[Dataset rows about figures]
-=-=-
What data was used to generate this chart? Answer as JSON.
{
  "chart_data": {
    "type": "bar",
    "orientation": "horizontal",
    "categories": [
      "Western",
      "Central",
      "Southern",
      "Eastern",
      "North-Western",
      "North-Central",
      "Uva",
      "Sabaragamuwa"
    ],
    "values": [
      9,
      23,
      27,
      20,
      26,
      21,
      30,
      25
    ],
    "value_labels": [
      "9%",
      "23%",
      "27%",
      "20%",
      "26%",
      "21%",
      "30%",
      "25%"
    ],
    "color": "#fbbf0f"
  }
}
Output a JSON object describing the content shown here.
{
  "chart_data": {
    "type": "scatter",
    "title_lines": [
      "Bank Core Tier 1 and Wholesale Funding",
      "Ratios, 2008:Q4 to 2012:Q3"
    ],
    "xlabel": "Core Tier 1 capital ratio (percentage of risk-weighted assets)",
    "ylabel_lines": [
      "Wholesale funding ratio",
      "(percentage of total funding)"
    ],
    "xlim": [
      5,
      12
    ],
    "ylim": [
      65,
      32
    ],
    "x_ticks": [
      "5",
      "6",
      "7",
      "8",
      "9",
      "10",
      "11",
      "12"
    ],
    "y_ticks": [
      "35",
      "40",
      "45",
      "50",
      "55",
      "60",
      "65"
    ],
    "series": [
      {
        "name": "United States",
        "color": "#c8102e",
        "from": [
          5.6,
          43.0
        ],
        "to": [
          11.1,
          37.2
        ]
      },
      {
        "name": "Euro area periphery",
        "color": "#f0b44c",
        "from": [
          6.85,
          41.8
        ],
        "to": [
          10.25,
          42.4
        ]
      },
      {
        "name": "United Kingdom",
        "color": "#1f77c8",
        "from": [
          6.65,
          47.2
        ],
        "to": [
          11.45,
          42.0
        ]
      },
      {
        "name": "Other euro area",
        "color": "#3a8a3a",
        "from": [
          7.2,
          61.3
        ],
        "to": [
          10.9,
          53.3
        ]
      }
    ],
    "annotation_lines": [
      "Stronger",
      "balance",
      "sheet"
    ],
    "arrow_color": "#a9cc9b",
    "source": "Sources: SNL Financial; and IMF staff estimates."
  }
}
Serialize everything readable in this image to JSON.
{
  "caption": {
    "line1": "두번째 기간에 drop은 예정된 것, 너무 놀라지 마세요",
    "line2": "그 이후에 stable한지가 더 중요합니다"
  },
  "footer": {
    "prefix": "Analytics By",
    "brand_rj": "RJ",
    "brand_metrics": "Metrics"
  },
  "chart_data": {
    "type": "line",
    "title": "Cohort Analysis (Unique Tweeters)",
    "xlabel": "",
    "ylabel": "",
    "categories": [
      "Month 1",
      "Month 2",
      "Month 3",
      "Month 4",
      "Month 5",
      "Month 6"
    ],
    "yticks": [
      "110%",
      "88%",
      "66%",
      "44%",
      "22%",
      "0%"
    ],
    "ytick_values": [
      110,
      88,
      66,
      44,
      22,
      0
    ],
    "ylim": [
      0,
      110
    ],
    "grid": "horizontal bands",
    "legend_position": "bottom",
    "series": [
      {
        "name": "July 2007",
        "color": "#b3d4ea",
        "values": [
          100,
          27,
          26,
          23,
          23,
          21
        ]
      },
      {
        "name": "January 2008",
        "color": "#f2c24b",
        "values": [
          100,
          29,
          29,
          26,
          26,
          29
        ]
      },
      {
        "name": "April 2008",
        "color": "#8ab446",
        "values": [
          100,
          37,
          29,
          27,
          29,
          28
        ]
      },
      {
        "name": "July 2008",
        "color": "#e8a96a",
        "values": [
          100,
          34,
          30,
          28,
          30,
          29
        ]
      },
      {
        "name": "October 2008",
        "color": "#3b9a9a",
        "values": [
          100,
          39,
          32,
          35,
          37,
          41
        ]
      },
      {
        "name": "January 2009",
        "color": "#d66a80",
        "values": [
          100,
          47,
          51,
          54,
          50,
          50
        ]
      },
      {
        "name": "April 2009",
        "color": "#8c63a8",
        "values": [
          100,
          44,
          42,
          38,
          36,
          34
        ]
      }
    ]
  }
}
-=-=-
__SHORT EXERCISE__
Copy each line containing the word "Wholesale" from the data.

__OUTPUT__
      "Bank Core Tier 1 and Wholesale Funding",
      "Wholesale funding ratio",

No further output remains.